_Instructions to follow_: Return each line of the material verbatim.

-- START Recorded data --

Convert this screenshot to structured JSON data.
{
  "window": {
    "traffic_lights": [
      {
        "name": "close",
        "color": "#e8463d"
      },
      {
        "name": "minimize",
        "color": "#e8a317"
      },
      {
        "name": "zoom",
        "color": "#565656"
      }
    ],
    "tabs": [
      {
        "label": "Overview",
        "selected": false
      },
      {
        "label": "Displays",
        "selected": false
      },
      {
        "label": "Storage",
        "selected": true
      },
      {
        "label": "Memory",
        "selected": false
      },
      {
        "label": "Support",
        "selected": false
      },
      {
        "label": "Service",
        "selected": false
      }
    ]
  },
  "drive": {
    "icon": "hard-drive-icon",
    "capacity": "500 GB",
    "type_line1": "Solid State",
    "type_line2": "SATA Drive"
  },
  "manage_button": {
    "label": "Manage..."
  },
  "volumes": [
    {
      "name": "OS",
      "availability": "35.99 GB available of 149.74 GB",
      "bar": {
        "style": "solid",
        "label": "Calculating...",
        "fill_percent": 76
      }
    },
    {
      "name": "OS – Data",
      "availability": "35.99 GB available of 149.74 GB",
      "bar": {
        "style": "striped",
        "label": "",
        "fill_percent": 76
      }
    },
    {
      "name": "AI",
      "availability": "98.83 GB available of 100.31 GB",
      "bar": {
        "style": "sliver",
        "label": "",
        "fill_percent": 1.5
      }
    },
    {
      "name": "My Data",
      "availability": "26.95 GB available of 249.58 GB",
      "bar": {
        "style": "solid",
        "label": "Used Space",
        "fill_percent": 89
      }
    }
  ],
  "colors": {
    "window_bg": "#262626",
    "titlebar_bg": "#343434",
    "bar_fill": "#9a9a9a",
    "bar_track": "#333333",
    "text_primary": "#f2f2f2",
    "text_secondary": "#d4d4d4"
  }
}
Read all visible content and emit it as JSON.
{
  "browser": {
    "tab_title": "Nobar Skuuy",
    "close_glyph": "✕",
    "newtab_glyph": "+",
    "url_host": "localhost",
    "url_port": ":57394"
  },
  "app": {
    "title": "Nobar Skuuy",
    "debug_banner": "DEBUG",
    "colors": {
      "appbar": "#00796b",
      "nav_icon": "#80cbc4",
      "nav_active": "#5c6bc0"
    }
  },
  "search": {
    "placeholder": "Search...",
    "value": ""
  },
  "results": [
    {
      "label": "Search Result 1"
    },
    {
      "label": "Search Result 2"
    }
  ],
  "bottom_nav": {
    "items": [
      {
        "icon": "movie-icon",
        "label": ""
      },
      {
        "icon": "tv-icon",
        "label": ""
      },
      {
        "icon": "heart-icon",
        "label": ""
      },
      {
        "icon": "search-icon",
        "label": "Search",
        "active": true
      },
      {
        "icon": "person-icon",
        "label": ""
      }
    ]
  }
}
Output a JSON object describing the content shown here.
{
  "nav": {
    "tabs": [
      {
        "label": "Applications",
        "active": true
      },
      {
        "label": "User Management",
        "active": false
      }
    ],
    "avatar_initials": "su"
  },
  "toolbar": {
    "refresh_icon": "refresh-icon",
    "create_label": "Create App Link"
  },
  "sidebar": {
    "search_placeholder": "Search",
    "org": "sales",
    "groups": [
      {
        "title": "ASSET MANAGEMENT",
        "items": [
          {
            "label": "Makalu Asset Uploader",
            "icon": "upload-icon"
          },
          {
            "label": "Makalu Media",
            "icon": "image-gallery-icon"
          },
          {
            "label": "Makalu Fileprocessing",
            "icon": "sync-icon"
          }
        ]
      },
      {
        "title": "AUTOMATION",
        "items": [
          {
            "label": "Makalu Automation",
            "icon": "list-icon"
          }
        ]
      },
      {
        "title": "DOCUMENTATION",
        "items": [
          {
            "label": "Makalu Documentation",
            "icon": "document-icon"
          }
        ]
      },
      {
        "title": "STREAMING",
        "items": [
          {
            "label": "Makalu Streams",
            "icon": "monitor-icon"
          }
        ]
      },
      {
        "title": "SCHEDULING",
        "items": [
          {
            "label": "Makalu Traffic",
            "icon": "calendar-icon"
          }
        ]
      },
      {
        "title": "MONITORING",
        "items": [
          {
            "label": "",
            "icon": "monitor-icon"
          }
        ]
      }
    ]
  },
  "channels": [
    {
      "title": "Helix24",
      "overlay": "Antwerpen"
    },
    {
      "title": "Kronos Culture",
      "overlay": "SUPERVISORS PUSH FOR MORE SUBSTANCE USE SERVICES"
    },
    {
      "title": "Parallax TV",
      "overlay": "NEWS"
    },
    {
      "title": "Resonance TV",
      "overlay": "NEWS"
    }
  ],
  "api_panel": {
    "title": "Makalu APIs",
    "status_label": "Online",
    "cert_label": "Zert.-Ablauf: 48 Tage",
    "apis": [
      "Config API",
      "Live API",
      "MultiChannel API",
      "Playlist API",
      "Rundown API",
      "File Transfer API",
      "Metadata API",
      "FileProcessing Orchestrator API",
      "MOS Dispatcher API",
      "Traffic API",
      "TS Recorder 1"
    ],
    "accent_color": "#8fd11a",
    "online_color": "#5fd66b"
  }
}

-- END Recorded data --

_Problem solution_:
Convert this screenshot to structured JSON data.
{
  "window": {
    "traffic_lights": [
      {
        "name": "close",
        "color": "#e8463d"
      },
      {
        "name": "minimize",
        "color": "#e8a317"
      },
      {
        "name": "zoom",
        "color": "#565656"
      }
    ],
    "tabs": [
      {
        "label": "Overview",
        "selected": false
      },
      {
        "label": "Displays",
        "selected": false
      },
      {
        "label": "Storage",
        "selected": true
      },
      {
        "label": "Memory",
        "selected": false
      },
      {
        "label": "Support",
        "selected": false
      },
      {
        "label": "Service",
        "selected": false
      }
    ]
  },
  "drive": {
    "icon": "hard-drive-icon",
    "capacity": "500 GB",
    "type_line1": "Solid State",
    "type_line2": "SATA Drive"
  },
  "manage_button": {
    "label": "Manage..."
  },
  "volumes": [
    {
      "name": "OS",
      "availability": "35.99 GB available of 149.74 GB",
      "bar": {
        "style": "solid",
        "label": "Calculating...",
        "fill_percent": 76
      }
    },
    {
      "name": "OS – Data",
      "availability": "35.99 GB available of 149.74 GB",
      "bar": {
        "style": "striped",
        "label": "",
        "fill_percent": 76
      }
    },
    {
      "name": "AI",
      "availability": "98.83 GB available of 100.31 GB",
      "bar": {
        "style": "sliver",
        "label": "",
        "fill_percent": 1.5
      }
    },
    {
      "name": "My Data",
      "availability": "26.95 GB available of 249.58 GB",
      "bar": {
        "style": "solid",
        "label": "Used Space",
        "fill_percent": 89
      }
    }
  ],
  "colors": {
    "window_bg": "#262626",
    "titlebar_bg": "#343434",
    "bar_fill": "#9a9a9a",
    "bar_track": "#333333",
    "text_primary": "#f2f2f2",
    "text_secondary": "#d4d4d4"
  }
}
Read all visible content and emit it as JSON.
{
  "browser": {
    "tab_title": "Nobar Skuuy",
    "close_glyph": "✕",
    "newtab_glyph": "+",
    "url_host": "localhost",
    "url_port": ":57394"
  },
  "app": {
    "title": "Nobar Skuuy",
    "debug_banner": "DEBUG",
    "colors": {
      "appbar": "#00796b",
      "nav_icon": "#80cbc4",
      "nav_active": "#5c6bc0"
    }
  },
  "search": {
    "placeholder": "Search...",
    "value": ""
  },
  "results": [
    {
      "label": "Search Result 1"
    },
    {
      "label": "Search Result 2"
    }
  ],
  "bottom_nav": {
    "items": [
      {
        "icon": "movie-icon",
        "label": ""
      },
      {
        "icon": "tv-icon",
        "label": ""
      },
      {
        "icon": "heart-icon",
        "label": ""
      },
      {
        "icon": "search-icon",
        "label": "Search",
        "active": true
      },
      {
        "icon": "person-icon",
        "label": ""
      }
    ]
  }
}
Output a JSON object describing the content shown here.
{
  "nav": {
    "tabs": [
      {
        "label": "Applications",
        "active": true
      },
      {
        "label": "User Management",
        "active": false
      }
    ],
    "avatar_initials": "su"
  },
  "toolbar": {
    "refresh_icon": "refresh-icon",
    "create_label": "Create App Link"
  },
  "sidebar": {
    "search_placeholder": "Search",
    "org": "sales",
    "groups": [
      {
        "title": "ASSET MANAGEMENT",
        "items": [
          {
            "label": "Makalu Asset Uploader",
            "icon": "upload-icon"
          },
          {
            "label": "Makalu Media",
            "icon": "image-gallery-icon"
          },
          {
            "label": "Makalu Fileprocessing",
            "icon": "sync-icon"
          }
        ]
      },
      {
        "title": "AUTOMATION",
        "items": [
          {
            "label": "Makalu Automation",
            "icon": "list-icon"
          }
        ]
      },
      {
        "title": "DOCUMENTATION",
        "items": [
          {
            "label": "Makalu Documentation",
            "icon": "document-icon"
          }
        ]
      },
      {
        "title": "STREAMING",
        "items": [
          {
            "label": "Makalu Streams",
            "icon": "monitor-icon"
          }
        ]
      },
      {
        "title": "SCHEDULING",
        "items": [
          {
            "label": "Makalu Traffic",
            "icon": "calendar-icon"
          }
        ]
      },
      {
        "title": "MONITORING",
        "items": [
          {
            "label": "",
            "icon": "monitor-icon"
          }
        ]
      }
    ]
  },
  "channels": [
    {
      "title": "Helix24",
      "overlay": "Antwerpen"
    },
    {
      "title": "Kronos Culture",
      "overlay": "SUPERVISORS PUSH FOR MORE SUBSTANCE USE SERVICES"
    },
    {
      "title": "Parallax TV",
      "overlay": "NEWS"
    },
    {
      "title": "Resonance TV",
      "overlay": "NEWS"
    }
  ],
  "api_panel": {
    "title": "Makalu APIs",
    "status_label": "Online",
    "cert_label": "Zert.-Ablauf: 48 Tage",
    "apis": [
      "Config API",
      "Live API",
      "MultiChannel API",
      "Playlist API",
      "Rundown API",
      "File Transfer API",
      "Metadata API",
      "FileProcessing Orchestrator API",
      "MOS Dispatcher API",
      "Traffic API",
      "TS Recorder 1"
    ],
    "accent_color": "#8fd11a",
    "online_color": "#5fd66b"
  }
}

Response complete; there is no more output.